> **WHAT IS REQUIRED**: In the data below, find each line containing the string "JSON" and return it.

> **GIVEN RECORDS**:

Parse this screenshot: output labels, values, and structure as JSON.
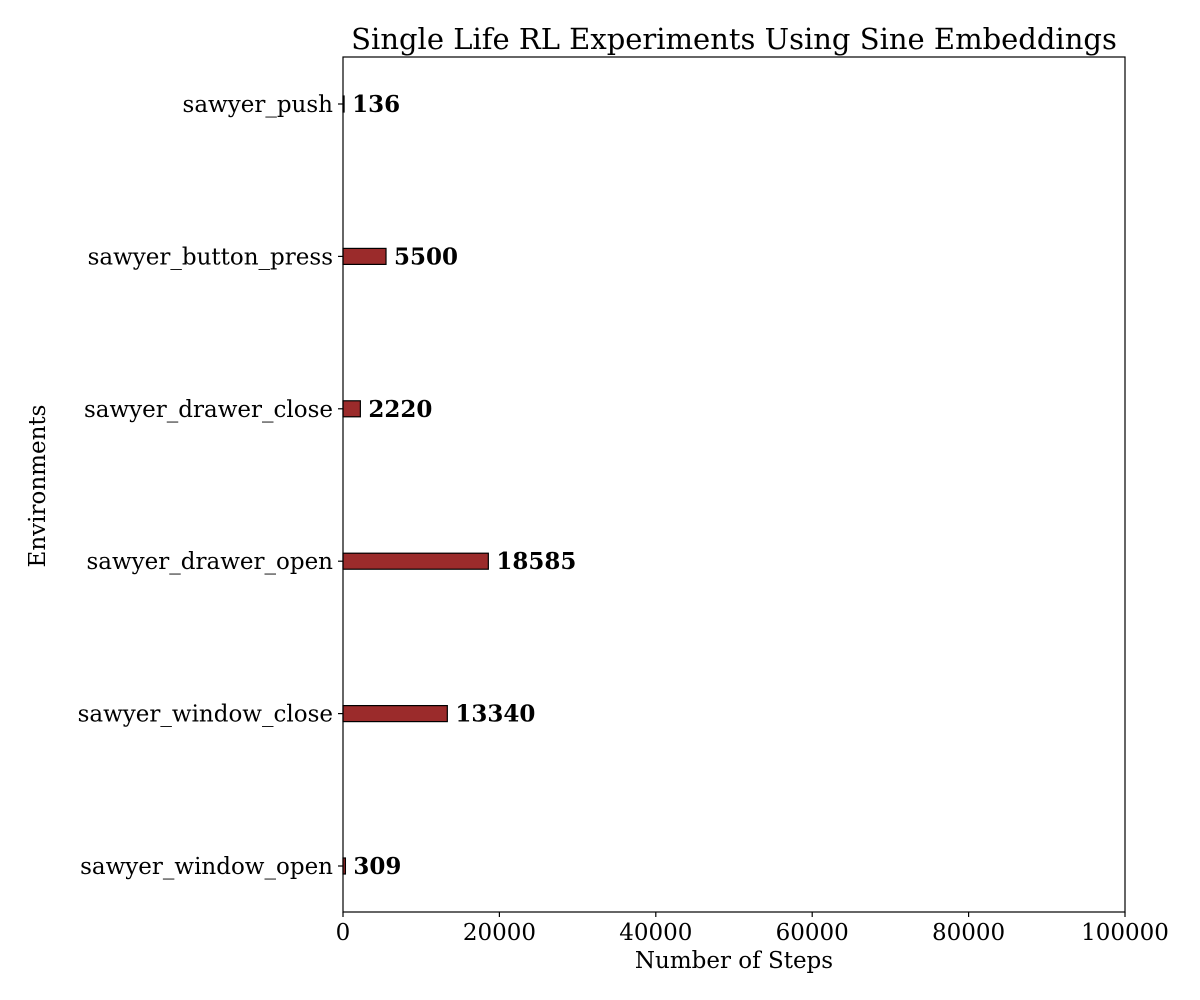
{
  "chart_data": {
    "type": "bar",
    "orientation": "horizontal",
    "title": "Single Life RL Experiments Using Sine Embeddings",
    "xlabel": "Number of Steps",
    "ylabel": "Environments",
    "xlim": [
      0,
      100000
    ],
    "x_ticks": [
      0,
      20000,
      40000,
      60000,
      80000,
      100000
    ],
    "x_tick_labels": [
      "0",
      "20000",
      "40000",
      "60000",
      "80000",
      "100000"
    ],
    "categories": [
      "sawyer_push",
      "sawyer_button_press",
      "sawyer_drawer_close",
      "sawyer_drawer_open",
      "sawyer_window_close",
      "sawyer_window_open"
    ],
    "values": [
      136,
      5500,
      2220,
      18585,
      13340,
      309
    ],
    "data_labels": [
      "136",
      "5500",
      "2220",
      "18585",
      "13340",
      "309"
    ],
    "bar_color": "#9B2B2B",
    "bar_edge_color": "#000000",
    "grid": false,
    "legend": false
  }
}
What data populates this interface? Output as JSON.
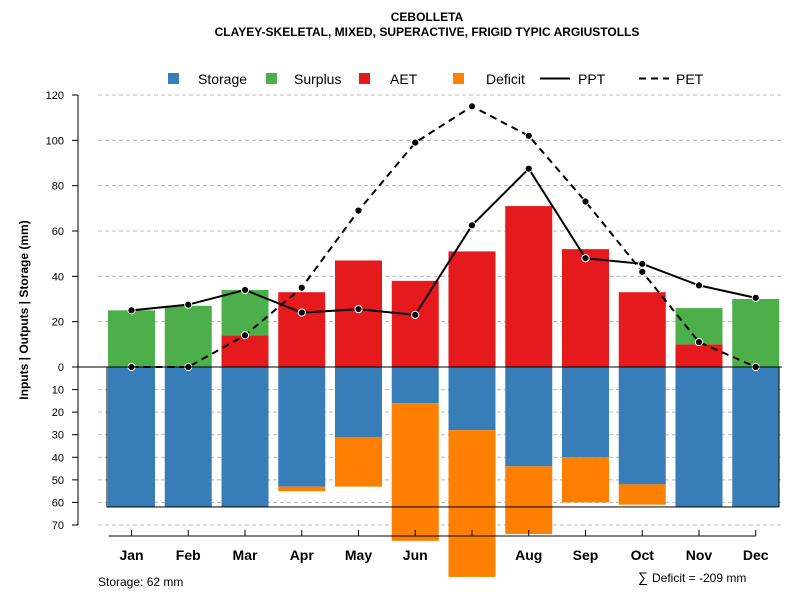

> **RESPONSE FOR THIS EXERCISE**:
Parse this screenshot: output labels, values, and structure as JSON.
What data populates this interface? Output as JSON.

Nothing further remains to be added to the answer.